Pull each line holding the word "финансирования" from the data.

* begin Records for the task *

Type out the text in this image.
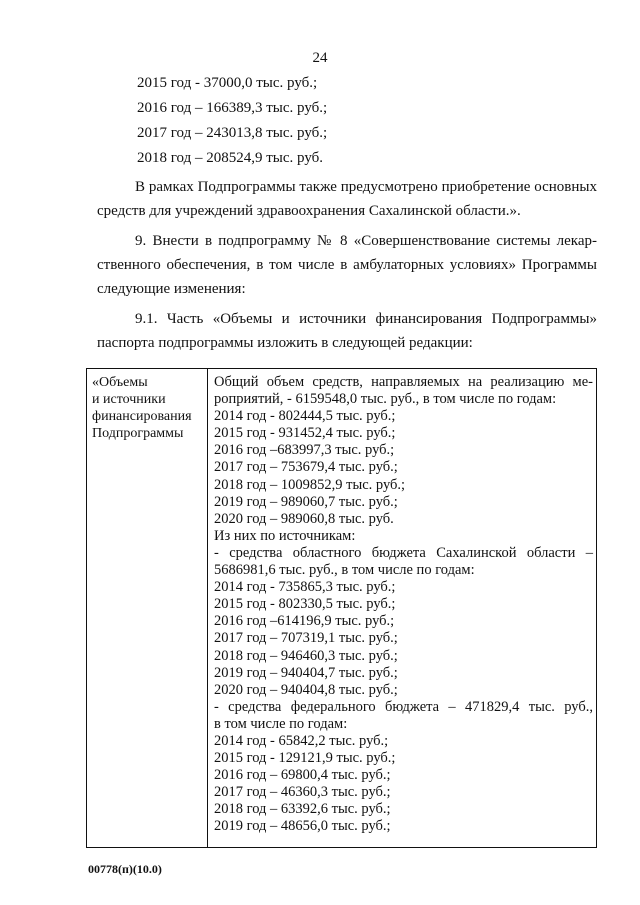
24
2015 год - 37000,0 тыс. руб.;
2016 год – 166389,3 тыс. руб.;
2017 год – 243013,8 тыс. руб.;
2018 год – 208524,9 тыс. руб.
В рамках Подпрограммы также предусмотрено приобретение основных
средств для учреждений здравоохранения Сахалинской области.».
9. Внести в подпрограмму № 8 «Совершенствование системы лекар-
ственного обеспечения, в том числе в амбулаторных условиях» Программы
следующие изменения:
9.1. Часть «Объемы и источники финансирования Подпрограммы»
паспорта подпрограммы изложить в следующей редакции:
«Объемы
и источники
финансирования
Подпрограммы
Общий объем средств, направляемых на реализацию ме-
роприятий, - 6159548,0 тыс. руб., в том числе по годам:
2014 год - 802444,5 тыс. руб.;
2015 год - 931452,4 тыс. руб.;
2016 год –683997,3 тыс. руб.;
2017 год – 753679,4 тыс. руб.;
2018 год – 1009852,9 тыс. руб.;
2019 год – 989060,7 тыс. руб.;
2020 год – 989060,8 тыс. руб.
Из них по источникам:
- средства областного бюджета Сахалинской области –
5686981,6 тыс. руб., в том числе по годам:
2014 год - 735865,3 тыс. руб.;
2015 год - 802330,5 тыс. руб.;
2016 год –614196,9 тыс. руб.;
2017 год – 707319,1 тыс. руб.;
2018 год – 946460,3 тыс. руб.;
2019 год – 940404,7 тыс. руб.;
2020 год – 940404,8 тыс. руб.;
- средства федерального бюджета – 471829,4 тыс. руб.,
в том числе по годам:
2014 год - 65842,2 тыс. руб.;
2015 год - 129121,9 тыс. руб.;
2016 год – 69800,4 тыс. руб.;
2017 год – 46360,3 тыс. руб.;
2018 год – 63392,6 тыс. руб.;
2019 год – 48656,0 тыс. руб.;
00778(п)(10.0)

* end Records for the task *

# Written response
9.1. Часть «Объемы и источники финансирования Подпрограммы»
финансирования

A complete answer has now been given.